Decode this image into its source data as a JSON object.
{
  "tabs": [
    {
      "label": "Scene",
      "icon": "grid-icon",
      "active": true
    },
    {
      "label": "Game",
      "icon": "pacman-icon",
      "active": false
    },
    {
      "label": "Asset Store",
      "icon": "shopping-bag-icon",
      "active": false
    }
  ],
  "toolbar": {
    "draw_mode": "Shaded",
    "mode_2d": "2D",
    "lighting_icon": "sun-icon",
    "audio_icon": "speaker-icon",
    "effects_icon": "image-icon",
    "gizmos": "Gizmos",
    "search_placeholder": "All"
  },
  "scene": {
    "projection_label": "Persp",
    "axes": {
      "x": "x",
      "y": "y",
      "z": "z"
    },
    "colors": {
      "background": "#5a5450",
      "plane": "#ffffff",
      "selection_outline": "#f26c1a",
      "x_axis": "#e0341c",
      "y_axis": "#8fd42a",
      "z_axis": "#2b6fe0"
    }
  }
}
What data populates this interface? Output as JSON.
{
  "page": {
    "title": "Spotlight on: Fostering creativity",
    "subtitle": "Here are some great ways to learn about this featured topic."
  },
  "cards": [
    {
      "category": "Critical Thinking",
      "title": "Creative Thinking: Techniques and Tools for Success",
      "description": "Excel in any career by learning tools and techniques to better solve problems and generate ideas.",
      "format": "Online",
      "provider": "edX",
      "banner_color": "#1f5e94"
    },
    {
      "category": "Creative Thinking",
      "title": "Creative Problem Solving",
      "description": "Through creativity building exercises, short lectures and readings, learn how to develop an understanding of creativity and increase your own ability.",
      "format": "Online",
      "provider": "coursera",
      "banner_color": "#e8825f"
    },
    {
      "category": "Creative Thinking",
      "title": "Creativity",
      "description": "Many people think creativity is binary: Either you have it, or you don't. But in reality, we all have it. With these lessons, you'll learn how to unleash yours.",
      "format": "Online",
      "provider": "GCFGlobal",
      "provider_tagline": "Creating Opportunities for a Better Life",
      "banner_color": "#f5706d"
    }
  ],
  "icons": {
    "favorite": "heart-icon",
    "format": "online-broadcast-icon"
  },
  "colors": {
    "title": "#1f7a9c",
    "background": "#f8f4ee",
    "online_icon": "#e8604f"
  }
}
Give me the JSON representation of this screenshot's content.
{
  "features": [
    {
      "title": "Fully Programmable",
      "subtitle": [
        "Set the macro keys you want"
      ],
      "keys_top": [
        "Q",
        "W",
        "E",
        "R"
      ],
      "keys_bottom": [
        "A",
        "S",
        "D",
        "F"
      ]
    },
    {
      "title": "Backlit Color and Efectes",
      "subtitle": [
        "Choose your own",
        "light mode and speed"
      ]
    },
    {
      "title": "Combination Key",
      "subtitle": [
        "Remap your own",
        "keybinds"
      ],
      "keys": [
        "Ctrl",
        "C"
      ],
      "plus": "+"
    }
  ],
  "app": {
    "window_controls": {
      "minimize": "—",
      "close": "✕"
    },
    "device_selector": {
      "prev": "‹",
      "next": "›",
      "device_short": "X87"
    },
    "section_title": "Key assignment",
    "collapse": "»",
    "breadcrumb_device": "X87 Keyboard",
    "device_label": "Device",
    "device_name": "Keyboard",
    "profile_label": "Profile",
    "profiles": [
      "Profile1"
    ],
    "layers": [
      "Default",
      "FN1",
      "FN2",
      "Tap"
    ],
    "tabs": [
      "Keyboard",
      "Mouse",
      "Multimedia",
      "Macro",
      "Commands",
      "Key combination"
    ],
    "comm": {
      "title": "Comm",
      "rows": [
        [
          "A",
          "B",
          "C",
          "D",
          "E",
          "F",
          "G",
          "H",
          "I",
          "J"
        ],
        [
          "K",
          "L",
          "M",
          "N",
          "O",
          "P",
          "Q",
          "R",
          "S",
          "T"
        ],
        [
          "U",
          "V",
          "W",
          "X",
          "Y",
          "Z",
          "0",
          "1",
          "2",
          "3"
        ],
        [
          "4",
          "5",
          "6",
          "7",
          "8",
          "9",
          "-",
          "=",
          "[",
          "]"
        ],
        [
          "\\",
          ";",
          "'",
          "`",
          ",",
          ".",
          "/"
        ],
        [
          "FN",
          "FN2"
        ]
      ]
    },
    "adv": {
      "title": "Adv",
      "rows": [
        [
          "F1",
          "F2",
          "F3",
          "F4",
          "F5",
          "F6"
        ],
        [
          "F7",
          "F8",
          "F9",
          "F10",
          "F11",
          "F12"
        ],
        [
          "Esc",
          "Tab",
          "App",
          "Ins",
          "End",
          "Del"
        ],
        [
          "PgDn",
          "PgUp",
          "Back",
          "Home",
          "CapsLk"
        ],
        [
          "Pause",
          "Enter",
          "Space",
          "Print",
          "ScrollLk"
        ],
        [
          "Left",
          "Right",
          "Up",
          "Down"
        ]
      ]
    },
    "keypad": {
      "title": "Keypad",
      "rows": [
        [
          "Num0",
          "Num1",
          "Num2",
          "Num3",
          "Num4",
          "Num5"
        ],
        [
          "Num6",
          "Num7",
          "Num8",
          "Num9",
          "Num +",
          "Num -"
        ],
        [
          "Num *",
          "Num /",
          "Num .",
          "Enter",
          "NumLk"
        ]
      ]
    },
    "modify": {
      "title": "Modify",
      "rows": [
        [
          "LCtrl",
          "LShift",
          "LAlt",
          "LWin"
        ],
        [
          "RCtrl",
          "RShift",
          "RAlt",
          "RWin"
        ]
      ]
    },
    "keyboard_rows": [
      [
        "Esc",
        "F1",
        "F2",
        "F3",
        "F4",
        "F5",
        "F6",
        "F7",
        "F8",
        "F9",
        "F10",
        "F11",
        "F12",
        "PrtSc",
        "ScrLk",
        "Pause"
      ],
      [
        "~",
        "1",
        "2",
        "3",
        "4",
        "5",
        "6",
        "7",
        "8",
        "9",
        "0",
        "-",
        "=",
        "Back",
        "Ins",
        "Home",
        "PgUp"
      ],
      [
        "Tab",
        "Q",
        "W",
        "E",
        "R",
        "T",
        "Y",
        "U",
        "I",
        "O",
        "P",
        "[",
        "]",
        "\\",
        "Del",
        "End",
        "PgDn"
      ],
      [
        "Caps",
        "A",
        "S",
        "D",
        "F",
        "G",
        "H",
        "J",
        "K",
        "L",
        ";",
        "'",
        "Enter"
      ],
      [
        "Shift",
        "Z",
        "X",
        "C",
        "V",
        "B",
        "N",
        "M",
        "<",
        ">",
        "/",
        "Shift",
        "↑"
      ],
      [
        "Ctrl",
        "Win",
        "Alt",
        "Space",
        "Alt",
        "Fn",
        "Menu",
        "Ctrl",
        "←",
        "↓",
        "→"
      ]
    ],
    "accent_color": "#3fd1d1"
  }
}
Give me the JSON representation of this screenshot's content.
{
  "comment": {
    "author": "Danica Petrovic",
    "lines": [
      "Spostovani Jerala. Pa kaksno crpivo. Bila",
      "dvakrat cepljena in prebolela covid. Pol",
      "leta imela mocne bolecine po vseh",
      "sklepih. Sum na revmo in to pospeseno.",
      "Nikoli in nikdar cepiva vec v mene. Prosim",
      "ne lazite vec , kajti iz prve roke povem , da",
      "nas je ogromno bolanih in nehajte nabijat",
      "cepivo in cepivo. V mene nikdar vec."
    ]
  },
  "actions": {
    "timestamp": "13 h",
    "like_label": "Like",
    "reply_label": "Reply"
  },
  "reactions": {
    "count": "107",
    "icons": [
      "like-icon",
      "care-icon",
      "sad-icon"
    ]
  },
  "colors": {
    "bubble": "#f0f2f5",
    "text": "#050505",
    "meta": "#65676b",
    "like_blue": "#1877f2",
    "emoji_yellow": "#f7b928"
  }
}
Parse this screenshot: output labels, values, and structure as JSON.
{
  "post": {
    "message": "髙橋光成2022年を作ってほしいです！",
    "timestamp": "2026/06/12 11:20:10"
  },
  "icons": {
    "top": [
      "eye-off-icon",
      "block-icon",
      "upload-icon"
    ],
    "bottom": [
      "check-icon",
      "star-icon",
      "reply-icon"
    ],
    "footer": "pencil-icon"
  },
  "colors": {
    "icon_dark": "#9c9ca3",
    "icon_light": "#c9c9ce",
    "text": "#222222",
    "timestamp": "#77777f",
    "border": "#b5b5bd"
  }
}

┄┄┄┄┄┄┄┄┄┄

Find each line that has the word "JSON", then copy it out.

# Full response:
Decode this image into its source data as a JSON object.
What data populates this interface? Output as JSON.
Give me the JSON representation of this screenshot's content.
Give me the JSON representation of this screenshot's content.
Parse this screenshot: output labels, values, and structure as JSON.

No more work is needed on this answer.